### EXERCISE GOAL
Copy out the lines that have "triangle" in them.

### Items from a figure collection
● ● ● ● ● ● ●
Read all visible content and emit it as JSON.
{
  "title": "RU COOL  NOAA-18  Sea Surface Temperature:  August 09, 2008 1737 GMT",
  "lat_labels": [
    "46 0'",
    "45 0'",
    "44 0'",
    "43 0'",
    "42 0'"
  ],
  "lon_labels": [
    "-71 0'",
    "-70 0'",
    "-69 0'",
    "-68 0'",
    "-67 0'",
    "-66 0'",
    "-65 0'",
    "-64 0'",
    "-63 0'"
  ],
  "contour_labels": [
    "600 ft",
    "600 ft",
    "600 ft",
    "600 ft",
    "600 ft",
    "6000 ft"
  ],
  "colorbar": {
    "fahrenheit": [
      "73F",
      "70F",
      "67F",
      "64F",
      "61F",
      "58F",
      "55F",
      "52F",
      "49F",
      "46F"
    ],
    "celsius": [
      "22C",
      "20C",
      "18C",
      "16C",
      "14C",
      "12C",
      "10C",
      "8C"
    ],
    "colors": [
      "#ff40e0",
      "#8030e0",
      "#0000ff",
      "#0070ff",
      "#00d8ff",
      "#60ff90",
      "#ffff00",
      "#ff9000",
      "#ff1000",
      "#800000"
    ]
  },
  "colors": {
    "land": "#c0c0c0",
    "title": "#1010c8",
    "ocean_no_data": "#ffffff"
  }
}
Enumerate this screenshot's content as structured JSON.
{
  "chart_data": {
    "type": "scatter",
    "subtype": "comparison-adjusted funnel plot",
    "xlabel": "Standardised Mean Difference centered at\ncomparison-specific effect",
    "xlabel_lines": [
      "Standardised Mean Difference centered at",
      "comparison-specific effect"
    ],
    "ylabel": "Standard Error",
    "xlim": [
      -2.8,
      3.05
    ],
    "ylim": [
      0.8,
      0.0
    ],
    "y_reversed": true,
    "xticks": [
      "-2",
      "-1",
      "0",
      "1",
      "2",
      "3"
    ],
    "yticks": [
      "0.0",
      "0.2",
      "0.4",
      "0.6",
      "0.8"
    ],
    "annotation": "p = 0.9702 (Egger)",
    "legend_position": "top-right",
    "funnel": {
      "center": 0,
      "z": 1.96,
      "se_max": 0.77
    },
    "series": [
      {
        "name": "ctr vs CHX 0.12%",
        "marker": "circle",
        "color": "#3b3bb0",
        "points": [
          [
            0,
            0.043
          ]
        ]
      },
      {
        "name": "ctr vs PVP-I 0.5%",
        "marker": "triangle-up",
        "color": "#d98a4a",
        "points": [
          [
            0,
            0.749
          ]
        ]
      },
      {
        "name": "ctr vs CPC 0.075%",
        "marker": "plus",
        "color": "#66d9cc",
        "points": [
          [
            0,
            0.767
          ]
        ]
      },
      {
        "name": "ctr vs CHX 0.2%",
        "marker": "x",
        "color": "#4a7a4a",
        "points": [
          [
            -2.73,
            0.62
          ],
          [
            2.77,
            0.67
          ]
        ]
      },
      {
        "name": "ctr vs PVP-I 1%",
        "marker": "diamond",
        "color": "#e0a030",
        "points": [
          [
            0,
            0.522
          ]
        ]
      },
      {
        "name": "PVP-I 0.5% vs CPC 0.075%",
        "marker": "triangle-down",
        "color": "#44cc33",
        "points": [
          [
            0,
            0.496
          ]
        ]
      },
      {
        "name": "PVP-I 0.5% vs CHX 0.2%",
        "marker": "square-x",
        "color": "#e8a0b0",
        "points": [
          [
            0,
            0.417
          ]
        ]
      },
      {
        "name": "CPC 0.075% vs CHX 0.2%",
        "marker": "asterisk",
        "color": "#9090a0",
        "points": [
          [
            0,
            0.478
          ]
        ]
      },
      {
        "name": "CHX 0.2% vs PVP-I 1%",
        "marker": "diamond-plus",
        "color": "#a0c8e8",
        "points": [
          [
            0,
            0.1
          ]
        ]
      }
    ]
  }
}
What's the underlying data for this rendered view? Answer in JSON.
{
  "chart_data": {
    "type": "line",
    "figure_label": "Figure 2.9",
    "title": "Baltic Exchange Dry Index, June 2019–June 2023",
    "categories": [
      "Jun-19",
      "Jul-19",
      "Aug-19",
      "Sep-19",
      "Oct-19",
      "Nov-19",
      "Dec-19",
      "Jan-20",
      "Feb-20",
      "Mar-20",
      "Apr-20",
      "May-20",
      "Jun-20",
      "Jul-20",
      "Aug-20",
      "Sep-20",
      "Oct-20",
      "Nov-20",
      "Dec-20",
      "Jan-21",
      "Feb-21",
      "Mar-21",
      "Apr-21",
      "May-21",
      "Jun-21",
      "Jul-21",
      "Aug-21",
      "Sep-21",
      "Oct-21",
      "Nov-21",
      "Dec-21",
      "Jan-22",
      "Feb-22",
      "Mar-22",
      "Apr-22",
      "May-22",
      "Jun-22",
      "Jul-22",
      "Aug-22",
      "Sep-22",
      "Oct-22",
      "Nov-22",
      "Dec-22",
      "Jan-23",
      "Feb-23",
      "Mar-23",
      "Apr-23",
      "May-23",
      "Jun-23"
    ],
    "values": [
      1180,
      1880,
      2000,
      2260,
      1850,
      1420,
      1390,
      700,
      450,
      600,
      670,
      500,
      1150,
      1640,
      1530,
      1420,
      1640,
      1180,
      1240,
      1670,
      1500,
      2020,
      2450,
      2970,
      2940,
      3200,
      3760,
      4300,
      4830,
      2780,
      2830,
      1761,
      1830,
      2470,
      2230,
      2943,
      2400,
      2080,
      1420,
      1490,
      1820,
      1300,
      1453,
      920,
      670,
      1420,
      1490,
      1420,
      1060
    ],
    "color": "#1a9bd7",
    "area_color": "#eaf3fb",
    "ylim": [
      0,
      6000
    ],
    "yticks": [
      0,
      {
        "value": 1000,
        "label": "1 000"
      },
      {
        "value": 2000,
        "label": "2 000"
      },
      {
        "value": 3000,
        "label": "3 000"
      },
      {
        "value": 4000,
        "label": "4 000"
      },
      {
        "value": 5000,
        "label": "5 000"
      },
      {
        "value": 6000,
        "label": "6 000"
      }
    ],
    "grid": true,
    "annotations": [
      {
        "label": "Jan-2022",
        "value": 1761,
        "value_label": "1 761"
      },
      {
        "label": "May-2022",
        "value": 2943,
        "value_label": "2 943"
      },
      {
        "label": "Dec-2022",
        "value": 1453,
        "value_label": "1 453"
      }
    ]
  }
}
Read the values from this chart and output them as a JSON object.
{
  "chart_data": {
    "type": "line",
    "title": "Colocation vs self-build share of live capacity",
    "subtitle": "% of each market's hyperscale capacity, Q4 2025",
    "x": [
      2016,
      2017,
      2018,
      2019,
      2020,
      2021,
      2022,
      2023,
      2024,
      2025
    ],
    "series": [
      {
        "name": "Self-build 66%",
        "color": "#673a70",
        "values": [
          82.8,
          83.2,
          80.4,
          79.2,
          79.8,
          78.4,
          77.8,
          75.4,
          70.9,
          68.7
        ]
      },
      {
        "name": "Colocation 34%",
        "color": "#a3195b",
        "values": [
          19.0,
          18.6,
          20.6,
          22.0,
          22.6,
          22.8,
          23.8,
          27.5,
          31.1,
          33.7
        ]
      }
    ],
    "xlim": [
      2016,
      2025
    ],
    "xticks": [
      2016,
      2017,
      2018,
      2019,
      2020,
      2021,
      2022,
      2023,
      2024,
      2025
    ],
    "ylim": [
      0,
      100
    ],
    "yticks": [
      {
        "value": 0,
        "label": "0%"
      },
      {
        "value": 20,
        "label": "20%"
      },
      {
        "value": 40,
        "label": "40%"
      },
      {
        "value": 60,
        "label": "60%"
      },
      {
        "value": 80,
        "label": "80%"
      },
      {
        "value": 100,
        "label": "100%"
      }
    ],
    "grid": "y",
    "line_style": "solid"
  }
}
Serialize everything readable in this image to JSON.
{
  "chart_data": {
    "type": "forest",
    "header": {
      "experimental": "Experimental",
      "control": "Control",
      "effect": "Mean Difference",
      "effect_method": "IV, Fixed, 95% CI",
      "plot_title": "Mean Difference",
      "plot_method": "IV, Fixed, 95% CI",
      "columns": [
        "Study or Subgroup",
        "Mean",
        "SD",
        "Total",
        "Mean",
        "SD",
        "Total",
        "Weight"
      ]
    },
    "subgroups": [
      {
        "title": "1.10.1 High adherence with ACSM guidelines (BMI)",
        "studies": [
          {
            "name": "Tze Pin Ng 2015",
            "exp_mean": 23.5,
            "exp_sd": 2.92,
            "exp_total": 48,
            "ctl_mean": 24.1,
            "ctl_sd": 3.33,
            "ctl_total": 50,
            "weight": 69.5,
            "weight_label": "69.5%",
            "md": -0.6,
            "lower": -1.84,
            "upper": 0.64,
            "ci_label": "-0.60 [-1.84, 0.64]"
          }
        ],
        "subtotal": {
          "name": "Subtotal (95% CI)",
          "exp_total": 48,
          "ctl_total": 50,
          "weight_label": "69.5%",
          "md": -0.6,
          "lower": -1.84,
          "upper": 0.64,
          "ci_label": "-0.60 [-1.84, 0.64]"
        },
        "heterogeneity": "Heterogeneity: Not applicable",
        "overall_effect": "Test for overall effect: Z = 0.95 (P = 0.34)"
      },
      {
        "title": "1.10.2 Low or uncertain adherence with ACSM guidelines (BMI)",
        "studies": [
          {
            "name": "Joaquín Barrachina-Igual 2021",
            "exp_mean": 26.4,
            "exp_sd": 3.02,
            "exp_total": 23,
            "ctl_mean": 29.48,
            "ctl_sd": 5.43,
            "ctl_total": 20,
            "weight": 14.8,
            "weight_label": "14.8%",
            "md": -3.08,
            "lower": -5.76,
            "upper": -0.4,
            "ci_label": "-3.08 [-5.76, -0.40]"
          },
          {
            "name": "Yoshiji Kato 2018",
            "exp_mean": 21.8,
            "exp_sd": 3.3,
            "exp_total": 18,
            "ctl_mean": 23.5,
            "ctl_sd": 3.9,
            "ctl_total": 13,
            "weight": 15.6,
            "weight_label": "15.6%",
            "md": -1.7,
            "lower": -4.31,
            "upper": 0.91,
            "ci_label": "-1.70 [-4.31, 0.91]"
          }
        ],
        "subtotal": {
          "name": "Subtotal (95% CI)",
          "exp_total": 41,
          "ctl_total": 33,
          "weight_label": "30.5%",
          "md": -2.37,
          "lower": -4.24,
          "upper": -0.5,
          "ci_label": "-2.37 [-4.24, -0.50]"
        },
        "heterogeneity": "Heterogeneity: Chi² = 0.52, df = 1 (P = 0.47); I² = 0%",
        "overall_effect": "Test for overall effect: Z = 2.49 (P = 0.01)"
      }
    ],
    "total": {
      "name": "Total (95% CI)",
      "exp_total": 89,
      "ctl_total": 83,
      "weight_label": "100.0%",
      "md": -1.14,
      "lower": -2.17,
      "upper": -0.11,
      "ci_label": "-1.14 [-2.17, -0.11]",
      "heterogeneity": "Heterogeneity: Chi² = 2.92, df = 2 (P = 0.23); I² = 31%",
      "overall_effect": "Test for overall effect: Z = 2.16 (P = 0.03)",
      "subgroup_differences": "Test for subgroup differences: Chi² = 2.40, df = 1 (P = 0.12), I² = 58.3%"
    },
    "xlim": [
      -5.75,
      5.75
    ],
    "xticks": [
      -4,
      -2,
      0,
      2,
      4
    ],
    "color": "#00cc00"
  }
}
● ● ● ● ● ● ●
### RESPONSE
        "marker": "triangle-up",
        "marker": "triangle-down",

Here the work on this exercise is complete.